Sayfa alıntısı:
------------------------------------
Cabbar ŞIKTAŞ Yolculuk etmelisin ki tanıyasın
Tarih : 2015-10-04
Tüm Yazılar

Cabbar ŞIKTAŞ



Yolculuk etmelisin ki tanıyasın

                Hani derler ya bir kişi iyi tanımak istiyorsan, onunla yolculuk etmelisin, ya da ticaret yapmalısın ki onu tanıyabilesin.  

                Bende öyle yaptım.

                Yıllardır tanıştığım, ama tanımadığım Yakup Kumtepe ile birçok seçim çalışmasında yan yana durduğumuz, sosyal hayatta arkadaşlığımın olduğu  Muharrem Çeçen ile seçim yolculuğuna başladığımız günden itibaren daha farklı  tanımaya başladım.

                Kişilik yapılarını, iç dünyalarında ki gizli kalan yönlerini, heyecanlarını, duruşlarını, gözü karalıklarını, samimiyetlerini, içtenliklerini daha yakından izlemeye, takip etmeye başladım.

                Muharrem Çeçen sürekli Iğdır'da bulunduğu için daha yakından tanıyordum. Tanıyanlar da Çeçen'in, kendine münhasır duruşunu, doğal davranışlarını, önemli bir iş adamı olmasına rağmen, çalışanıyla işçi, dostuyla yürekten dost, kibirden uzak, sade, yardımsever olduğunu sanırım bilmektedir.
------------------------------------
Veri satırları
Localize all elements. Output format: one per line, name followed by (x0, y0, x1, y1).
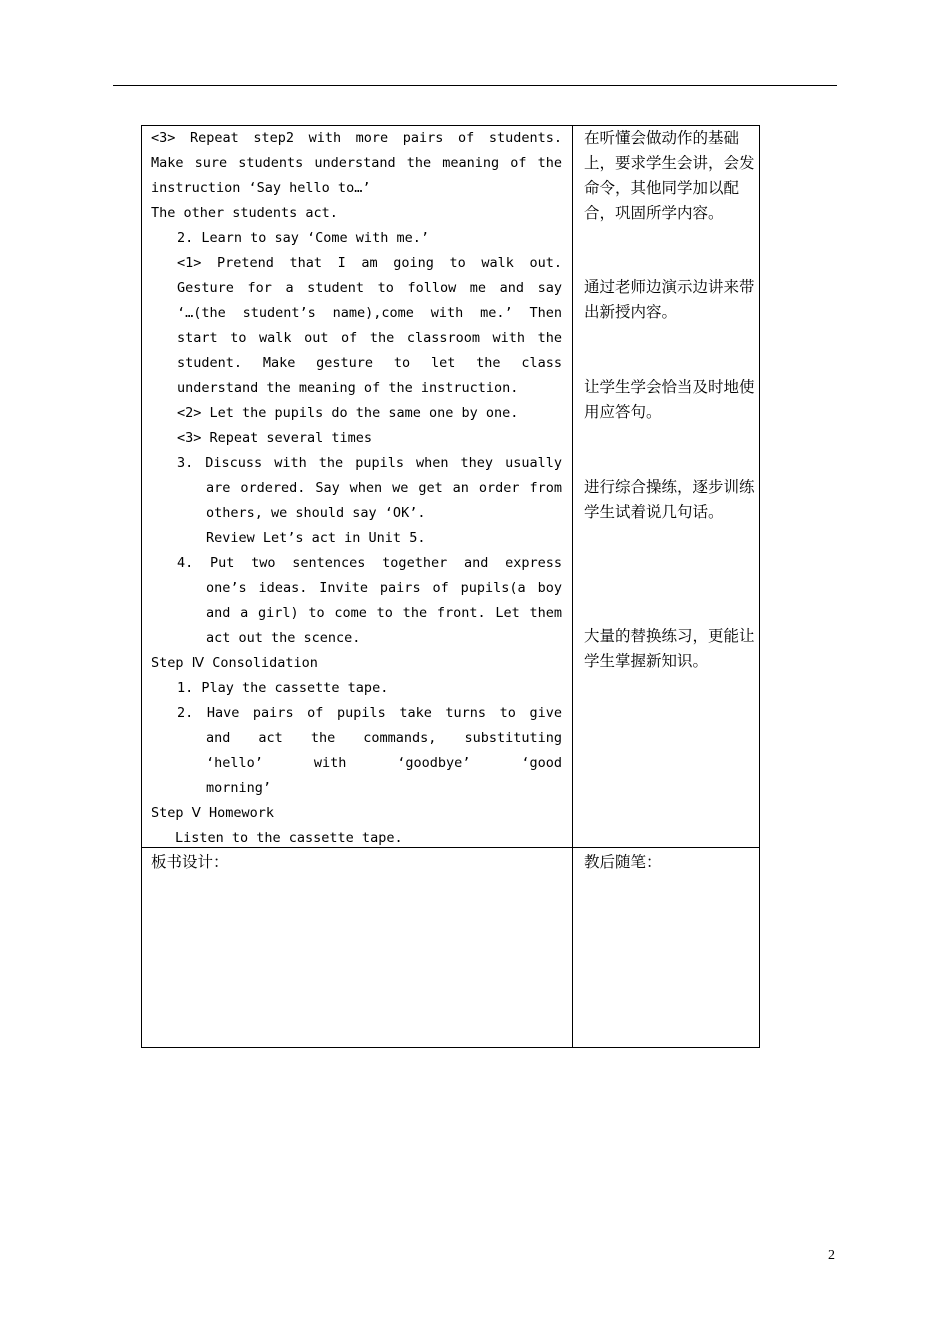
blackboard-design-label: 板书设计： (151, 853, 229, 871)
procedure-line: 2. Learn to say ‘Come with me.’ (177, 230, 429, 246)
design-note: 让学生学会恰当及时地使用应答句。 (584, 378, 755, 421)
procedure-line: and act the commands, substituting (206, 730, 562, 746)
procedure-line: instruction ‘Say hello to…’ (151, 180, 371, 196)
procedure-line: ‘hello’ with ‘goodbye’ ‘good (206, 755, 562, 771)
procedure-line: Listen to the cassette tape. (175, 830, 403, 846)
procedure-line: and a girl) to come to the front. Let them (206, 605, 562, 621)
step-heading: Step Ⅳ Consolidation (151, 655, 318, 671)
procedure-line: The other students act. (151, 205, 338, 221)
column-divider (572, 126, 573, 1047)
step-heading: Step Ⅴ Homework (151, 805, 275, 821)
procedure-line: others, we should say ‘OK’. (206, 505, 426, 521)
header-rule (113, 85, 837, 86)
procedure-line: start to walk out of the classroom with the (177, 330, 562, 346)
procedure-line: morning’ (206, 780, 272, 796)
procedure-line: 3. Discuss with the pupils when they usually (177, 455, 562, 471)
procedure-line: Gesture for a student to follow me and say (177, 280, 562, 296)
procedure-line: one’s ideas. Invite pairs of pupils(a boy (206, 580, 562, 596)
procedure-line: <3> Repeat step2 with more pairs of students. (151, 130, 562, 146)
design-note: 大量的替换练习，更能让学生掌握新知识。 (584, 627, 755, 670)
procedure-line: 1. Play the cassette tape. (177, 680, 389, 696)
procedure-line: Review Let’s act in Unit 5. (206, 530, 426, 546)
procedure-line: <3> Repeat several times (177, 430, 373, 446)
procedure-line: 4. Put two sentences together and express (177, 555, 562, 571)
procedure-line: ‘…(the student’s name),come with me.’ Then (177, 305, 562, 321)
design-note: 进行综合操练，逐步训练学生试着说几句话。 (584, 478, 755, 521)
teaching-reflection-label: 教后随笔： (584, 853, 662, 871)
procedure-line: act out the scence. (206, 630, 361, 646)
design-note: 通过老师边演示边讲来带出新授内容。 (584, 278, 755, 321)
procedure-line: 2. Have pairs of pupils take turns to give (177, 705, 562, 721)
procedure-line: are ordered. Say when we get an order from (206, 480, 562, 496)
page-number: 2 (828, 1248, 835, 1263)
design-note: 在听懂会做动作的基础上，要求学生会讲，会发命令，其他同学加以配合，巩固所学内容。 (584, 129, 755, 222)
procedure-line: student. Make gesture to let the class (177, 355, 562, 371)
procedure-line: understand the meaning of the instruction. (177, 380, 519, 396)
procedure-line: <1> Pretend that I am going to walk out. (177, 255, 562, 271)
lesson-plan-table (141, 125, 760, 1048)
procedure-line: <2> Let the pupils do the same one by one. (177, 405, 519, 421)
procedure-line: Make sure students understand the meaning of the (151, 155, 562, 171)
row-divider (142, 847, 759, 848)
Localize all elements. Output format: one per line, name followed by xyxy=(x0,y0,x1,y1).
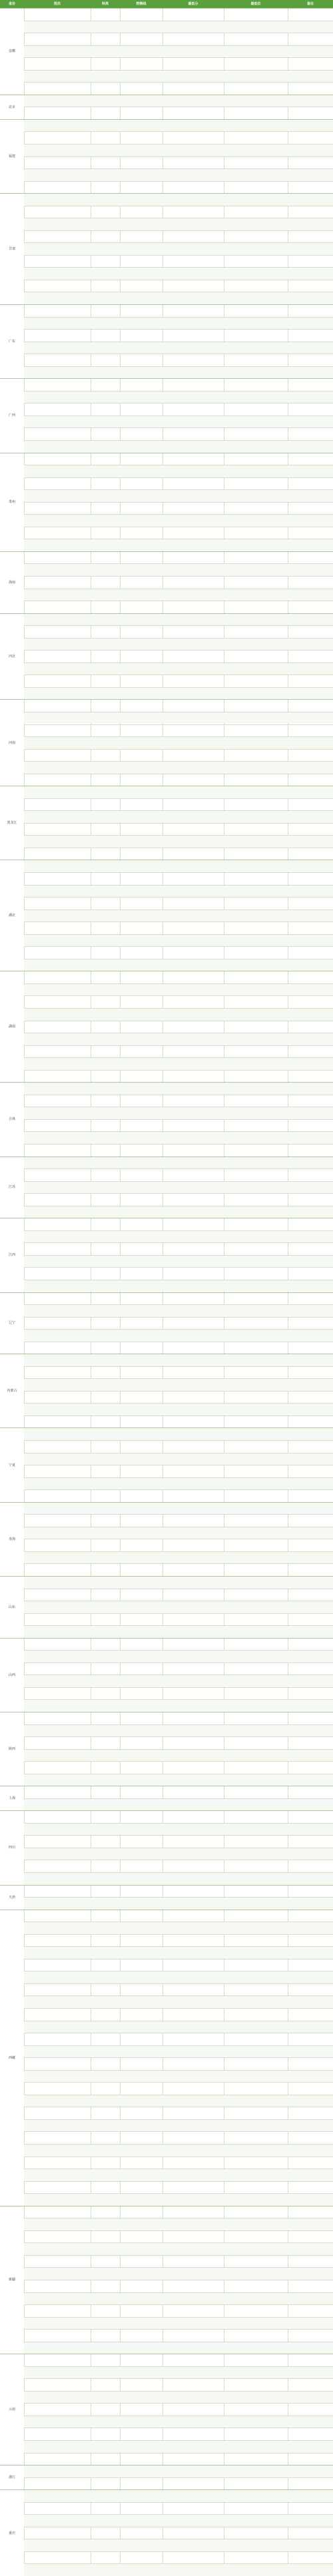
row-divider xyxy=(24,440,333,441)
province-cell: 辽宁 xyxy=(0,1292,24,1354)
table-row xyxy=(24,218,333,230)
table-row xyxy=(24,1280,333,1292)
row-divider xyxy=(24,1378,333,1379)
row-divider xyxy=(24,2267,333,2268)
table-row xyxy=(24,2070,333,2083)
table-row xyxy=(24,2489,333,2502)
province-cell: 甘肃 xyxy=(0,193,24,304)
table-row xyxy=(24,835,333,848)
row-divider xyxy=(24,1057,333,1058)
table-row xyxy=(24,662,333,675)
province-cell: 广西 xyxy=(0,378,24,452)
province-cell: 贵州 xyxy=(0,453,24,551)
row-divider xyxy=(24,921,333,922)
table-row xyxy=(24,1749,333,1762)
row-divider xyxy=(24,366,333,367)
table-row xyxy=(24,2218,333,2230)
province-divider xyxy=(0,1576,333,1577)
table-row xyxy=(24,2045,333,2058)
province-divider xyxy=(0,378,333,379)
header-control-line: 控制线 xyxy=(136,2,147,6)
header-min-rank: 最低位 xyxy=(250,2,261,6)
row-divider xyxy=(24,983,333,984)
province-cell: 河南 xyxy=(0,699,24,786)
table-row xyxy=(24,613,333,626)
table-row xyxy=(24,1131,333,1144)
row-divider xyxy=(24,1983,333,1984)
table-row xyxy=(24,934,333,947)
row-divider xyxy=(24,2181,333,2182)
province-cell: 江苏 xyxy=(0,1157,24,1218)
table-row xyxy=(24,95,333,107)
table-row xyxy=(24,1304,333,1317)
table-header xyxy=(0,0,333,8)
row-divider xyxy=(24,1613,333,1614)
row-divider xyxy=(24,1736,333,1737)
table-row xyxy=(24,736,333,749)
province-divider xyxy=(0,1502,333,1503)
row-divider xyxy=(24,1168,333,1169)
row-divider xyxy=(24,514,333,515)
table-row xyxy=(24,860,333,872)
row-divider xyxy=(24,810,333,811)
table-row xyxy=(24,2242,333,2255)
row-divider xyxy=(24,2144,333,2145)
table-row xyxy=(24,2193,333,2206)
row-divider xyxy=(24,909,333,910)
row-divider xyxy=(24,2502,333,2503)
table-row xyxy=(24,2119,333,2132)
province-cell: 重庆 xyxy=(0,2489,24,2576)
table-row xyxy=(24,440,333,453)
province-cell: 黑龙江 xyxy=(0,786,24,860)
province-cell: 河北 xyxy=(0,613,24,700)
province-divider xyxy=(0,1885,333,1886)
row-divider xyxy=(24,1946,333,1947)
row-divider xyxy=(24,2008,333,2009)
table-row xyxy=(24,2514,333,2527)
table-row xyxy=(24,21,333,33)
table-row xyxy=(24,267,333,280)
table-row xyxy=(24,589,333,601)
row-divider xyxy=(24,489,333,490)
table-row xyxy=(24,391,333,403)
province-cell: 广东 xyxy=(0,304,24,378)
table-row xyxy=(24,1033,333,1045)
province-cell: 湖北 xyxy=(0,860,24,971)
row-divider xyxy=(24,1798,333,1799)
row-divider xyxy=(24,1230,333,1231)
table-row xyxy=(24,2144,333,2157)
row-divider xyxy=(24,427,333,428)
table-row xyxy=(24,2366,333,2379)
row-divider xyxy=(24,1267,333,1268)
row-divider xyxy=(24,1045,333,1046)
table-row xyxy=(24,1354,333,1366)
row-divider xyxy=(24,2082,333,2083)
table-row xyxy=(24,168,333,181)
row-divider xyxy=(24,70,333,71)
row-divider xyxy=(24,2131,333,2132)
row-divider xyxy=(24,2514,333,2515)
header-batch: 批次 xyxy=(53,2,61,6)
row-divider xyxy=(24,168,333,169)
table-row xyxy=(24,1230,333,1243)
row-divider xyxy=(24,1193,333,1194)
table-row xyxy=(24,489,333,502)
table-row xyxy=(24,1008,333,1021)
table-row xyxy=(24,1453,333,1465)
row-divider xyxy=(24,1650,333,1651)
table-row xyxy=(24,2465,333,2477)
province-divider xyxy=(0,551,333,552)
table-row xyxy=(24,1650,333,1663)
table-row xyxy=(24,1181,333,1194)
row-divider xyxy=(24,885,333,886)
table-row xyxy=(24,1551,333,1564)
row-divider xyxy=(24,674,333,675)
province-cell: 宁夏 xyxy=(0,1427,24,1501)
table-row xyxy=(24,959,333,971)
table-row xyxy=(24,1699,333,1712)
row-divider xyxy=(24,946,333,947)
table-row xyxy=(24,242,333,255)
table-row xyxy=(24,1107,333,1119)
row-divider xyxy=(24,2329,333,2330)
table-row xyxy=(24,539,333,551)
header-category: 科类 xyxy=(101,2,109,6)
province-cell: 海南 xyxy=(0,551,24,613)
row-divider xyxy=(24,1119,333,1120)
row-divider xyxy=(24,1477,333,1478)
province-divider xyxy=(0,613,333,614)
table-row xyxy=(24,687,333,700)
province-divider xyxy=(0,1810,333,1811)
row-divider xyxy=(24,1724,333,1725)
row-divider xyxy=(24,1181,333,1182)
row-divider xyxy=(24,1835,333,1836)
row-divider xyxy=(24,156,333,157)
table-row xyxy=(24,1872,333,1885)
row-divider xyxy=(24,2230,333,2231)
row-divider xyxy=(24,82,333,83)
table-row xyxy=(24,1527,333,1539)
province-cell: 浙江 xyxy=(0,2465,24,2489)
row-divider xyxy=(24,1514,333,1515)
row-divider xyxy=(24,2551,333,2552)
row-divider xyxy=(24,724,333,725)
province-divider xyxy=(0,1292,333,1293)
table-row xyxy=(24,2342,333,2354)
row-divider xyxy=(24,181,333,182)
province-divider xyxy=(0,119,333,120)
row-divider xyxy=(24,2440,333,2441)
province-divider xyxy=(0,2489,333,2490)
table-row xyxy=(24,2267,333,2280)
table-row xyxy=(24,1995,333,2008)
province-cell: 天津 xyxy=(0,1885,24,1910)
row-divider xyxy=(24,1144,333,1145)
row-divider xyxy=(24,1403,333,1404)
table-row xyxy=(24,1403,333,1416)
province-cell: 山东 xyxy=(0,1576,24,1638)
row-divider xyxy=(24,2057,333,2058)
row-divider xyxy=(24,1242,333,1243)
row-divider xyxy=(24,242,333,243)
row-divider xyxy=(24,2391,333,2392)
row-divider xyxy=(24,872,333,873)
table-row xyxy=(24,144,333,156)
table-row xyxy=(24,638,333,650)
header-remark: 备注 xyxy=(306,2,314,6)
table-row xyxy=(24,712,333,724)
row-divider xyxy=(24,2304,333,2305)
province-divider xyxy=(0,304,333,305)
row-divider xyxy=(24,1131,333,1132)
table-row xyxy=(24,1946,333,1959)
row-divider xyxy=(24,1625,333,1626)
province-cell: 陕西 xyxy=(0,1712,24,1786)
province-divider xyxy=(0,1082,333,1083)
table-row xyxy=(24,317,333,330)
row-divider xyxy=(24,823,333,824)
table-row xyxy=(24,1378,333,1391)
row-divider xyxy=(24,2070,333,2071)
table-row xyxy=(24,909,333,922)
table-row xyxy=(24,1601,333,1613)
table-row xyxy=(24,415,333,428)
row-divider xyxy=(24,415,333,416)
province-cell: 内蒙古 xyxy=(0,1354,24,1427)
row-divider xyxy=(24,1995,333,1996)
table-row xyxy=(24,2021,333,2033)
table-row xyxy=(24,465,333,477)
table-row xyxy=(24,1427,333,1440)
table-row xyxy=(24,1971,333,1983)
row-divider xyxy=(24,563,333,564)
table-row xyxy=(24,1082,333,1095)
row-divider xyxy=(24,1934,333,1935)
row-divider xyxy=(24,1255,333,1256)
row-divider xyxy=(24,1897,333,1898)
table-row xyxy=(24,2391,333,2404)
table-row xyxy=(24,1502,333,1515)
province-cell: 吉林 xyxy=(0,1082,24,1156)
table-row xyxy=(24,1897,333,1910)
table-row xyxy=(24,761,333,774)
row-divider xyxy=(24,1391,333,1392)
table-row xyxy=(24,1774,333,1786)
row-divider xyxy=(24,1440,333,1441)
row-divider xyxy=(24,897,333,898)
row-divider xyxy=(24,1008,333,1009)
province-cell: 福建 xyxy=(0,119,24,193)
row-divider xyxy=(24,2563,333,2564)
row-divider xyxy=(24,2403,333,2404)
table-row xyxy=(24,2539,333,2551)
row-divider xyxy=(24,662,333,663)
table-row xyxy=(24,786,333,798)
row-divider xyxy=(24,1317,333,1318)
table-row xyxy=(24,2317,333,2330)
row-divider xyxy=(24,761,333,762)
table-row xyxy=(24,2416,333,2428)
province-cell: 新疆 xyxy=(0,2206,24,2354)
province-cell: 安徽 xyxy=(0,8,24,95)
province-cell: 山西 xyxy=(0,1638,24,1712)
table-row xyxy=(24,1823,333,1836)
header-province: 省份 xyxy=(8,2,15,6)
table-row xyxy=(24,1625,333,1638)
row-divider xyxy=(24,1749,333,1750)
row-divider xyxy=(24,2045,333,2046)
province-cell: 江西 xyxy=(0,1218,24,1292)
province-cell: 青海 xyxy=(0,1502,24,1576)
row-divider xyxy=(24,477,333,478)
table-row xyxy=(24,2563,333,2576)
province-divider xyxy=(0,193,333,194)
province-divider xyxy=(0,1427,333,1428)
header-min-score: 最低分 xyxy=(188,2,198,6)
row-divider xyxy=(24,267,333,268)
row-divider xyxy=(24,1823,333,1824)
table-row xyxy=(24,1798,333,1811)
row-divider xyxy=(24,2477,333,2478)
province-divider xyxy=(0,8,333,9)
table-row xyxy=(24,514,333,527)
table-row xyxy=(24,810,333,823)
row-divider xyxy=(24,329,333,330)
row-divider xyxy=(24,1070,333,1071)
row-divider xyxy=(24,1329,333,1330)
row-divider xyxy=(24,1699,333,1700)
table-row xyxy=(24,1329,333,1342)
table-row xyxy=(24,983,333,996)
table-row xyxy=(24,885,333,898)
row-divider xyxy=(24,2317,333,2318)
table-row xyxy=(24,1057,333,1070)
row-divider xyxy=(24,230,333,231)
row-divider xyxy=(24,131,333,132)
row-divider xyxy=(24,687,333,688)
table-row xyxy=(24,45,333,58)
row-divider xyxy=(24,45,333,46)
row-divider xyxy=(24,1761,333,1762)
row-divider xyxy=(24,576,333,577)
table-row xyxy=(24,1674,333,1687)
province-cell: 云南 xyxy=(0,2354,24,2465)
row-divider xyxy=(24,835,333,836)
table-row xyxy=(24,119,333,132)
table-row xyxy=(24,70,333,83)
province-cell: 湖南 xyxy=(0,971,24,1082)
row-divider xyxy=(24,1687,333,1688)
row-divider xyxy=(24,2378,333,2379)
table-row xyxy=(24,2095,333,2107)
table-row xyxy=(24,1255,333,1268)
table-row xyxy=(24,2292,333,2305)
table-row xyxy=(24,366,333,379)
province-divider xyxy=(0,699,333,700)
row-divider xyxy=(24,638,333,639)
table-row xyxy=(24,2440,333,2453)
row-divider xyxy=(24,1563,333,1564)
row-divider xyxy=(24,2242,333,2243)
table-row xyxy=(24,1206,333,1218)
table-row xyxy=(24,1724,333,1737)
province-cell: 四川 xyxy=(0,1810,24,1884)
row-divider xyxy=(24,1551,333,1552)
province-cell: 西藏 xyxy=(0,1910,24,2206)
row-divider xyxy=(24,1489,333,1490)
table-row xyxy=(24,1922,333,1934)
row-divider xyxy=(24,2193,333,2194)
table-row xyxy=(24,1576,333,1589)
row-divider xyxy=(24,749,333,750)
row-divider xyxy=(24,2255,333,2256)
table-row xyxy=(24,1848,333,1860)
row-divider xyxy=(24,57,333,58)
province-cell: 北京 xyxy=(0,95,24,119)
row-divider xyxy=(24,2366,333,2367)
row-divider xyxy=(24,798,333,799)
table-row xyxy=(24,1157,333,1169)
row-divider xyxy=(24,1304,333,1305)
table-row xyxy=(24,563,333,576)
province-cell: 上海 xyxy=(0,1786,24,1810)
table-row xyxy=(24,2169,333,2181)
row-divider xyxy=(24,625,333,626)
table-row xyxy=(24,193,333,206)
province-divider xyxy=(0,1638,333,1639)
table-row xyxy=(24,342,333,354)
row-divider xyxy=(24,934,333,935)
table-row xyxy=(24,1477,333,1490)
row-divider xyxy=(24,736,333,737)
row-divider xyxy=(24,2292,333,2293)
table-row xyxy=(24,292,333,304)
row-divider xyxy=(24,1872,333,1873)
row-divider xyxy=(24,317,333,318)
row-divider xyxy=(24,502,333,503)
row-divider xyxy=(24,255,333,256)
row-divider xyxy=(24,1674,333,1675)
row-divider xyxy=(24,2119,333,2120)
row-divider xyxy=(24,1366,333,1367)
row-divider xyxy=(24,995,333,996)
------------------------------------
Alıştırmalar:
a) Yukarıdaki satırlardan "followed" dizesini içerenlerin hepsini olduğu gibi listeleyin; büyük ve küçük harf ayrımı önemlidir.
b) Yolculukta insanları tanımayı anlatan yazıyı, gösterilen son cümleden sonrasını yazarak genişletin.

Cevaplar:
a)
Localize all elements. Output format: one per line, name followed by (x0, y0, x1, y1).
Localize all elements. Output format: one per line, name followed by xyxy=(x0,y0,x1,y1).

b)
                Çeçen ailesi Iğdır'ın yerlilerinden olup, tarım, hayvancılık alanlarında uzun süreler iştigal etmiş, köy kültürünü bilen, çiftçinin halinden anlayan, işçiliğin ne demek olduğunu bilen, Ağrı dağı eteklerinden taş getirip satan, gece gündüz çalışmaktan yorulmayan bir aile yapısına sahiptirler.

                Geldikleri yeri biliyorlar.

                Sohbet ettiğimizde "iğdirmava kefşenlerinde" yani Söğütlü mahallesi tarım arazilerinde ıspanak ekimlerini, tarla sulamalarını, ağrı dağı eteklerinden kocaman kayaları kırarak getirip sattıklarını, yorulduklarını ama severek çalıştıklarını hep anlatırlar.

                Bir kişi geldiği yeri unutmuyorsa ne mutlu ona.

                MHP Milletvekili adayı Muharrem Çeçen'in babası Hacı Asker Çeçen, uzun süre Söğütlü mahallesi muhtarlığı yapmıştır. Toplumun hayrında ve şerrinde hep ön saflarda yer almış, barışığında bulunmuş, kanaat önderi olmuştur. Ailesine sahip çıkan, toplumun tüm kesimlerine sahip çıkar, işte Hacı Asker Çeçen'de hem ailesine sahip çıkmış, hem de toplumuyla her zaman bütünleşmiştir.

                Güzel bir tesadüf...

                Milliyetçi Hareket Partisi Iğdır Milletvekili adayı Prof. Dr. Yakup Kumtepe'de, Muharrem Çeçen gibi doğduğu, büyüdüğü, tarlasında çalıştığı, hayvanlarını otlattığı, köy kültürünü almış ve bundan gurur duyuyorum diyen birisi...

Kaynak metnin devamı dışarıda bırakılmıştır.